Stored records
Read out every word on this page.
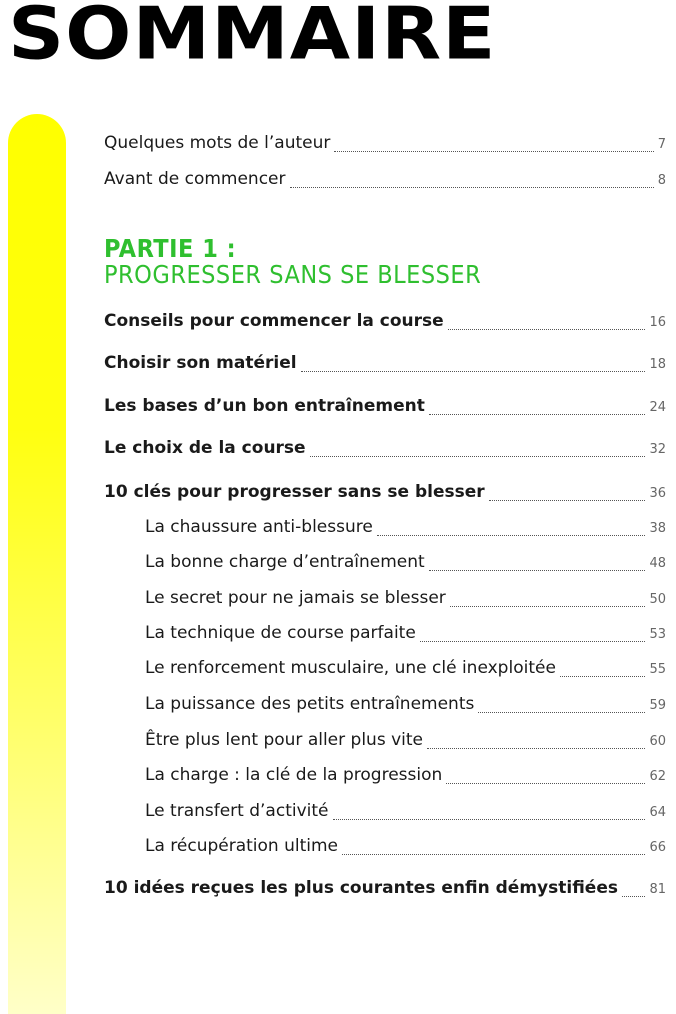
SOMMAIRE
Quelques mots de l’auteur	7
Avant de commencer	8
PARTIE 1 :
PROGRESSER SANS SE BLESSER
Conseils pour commencer la course	16
Choisir son matériel	18
Les bases d’un bon entraînement	24
Le choix de la course	32
10 clés pour progresser sans se blesser	36
La chaussure anti-blessure	38
La bonne charge d’entraînement	48
Le secret pour ne jamais se blesser	50
La technique de course parfaite	53
Le renforcement musculaire, une clé inexploitée	55
La puissance des petits entraînements	59
Être plus lent pour aller plus vite	60
La charge : la clé de la progression	62
Le transfert d’activité	64
La récupération ultime	66
10 idées reçues les plus courantes enfin démystifiées 81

#### GOAL
Set down the complete material exactly, but do not include the images.

#### ANSWER IN FULL
Read out every word on this page.
SOMMAIRE
Quelques mots de l’auteur	7
Avant de commencer	8
PARTIE 1 :
PROGRESSER SANS SE BLESSER
Conseils pour commencer la course	16
Choisir son matériel	18
Les bases d’un bon entraînement	24
Le choix de la course	32
10 clés pour progresser sans se blesser	36
La chaussure anti-blessure	38
La bonne charge d’entraînement	48
Le secret pour ne jamais se blesser	50
La technique de course parfaite	53
Le renforcement musculaire, une clé inexploitée	55
La puissance des petits entraînements	59
Être plus lent pour aller plus vite	60
La charge : la clé de la progression	62
Le transfert d’activité	64
La récupération ultime	66
10 idées reçues les plus courantes enfin démystifiées 81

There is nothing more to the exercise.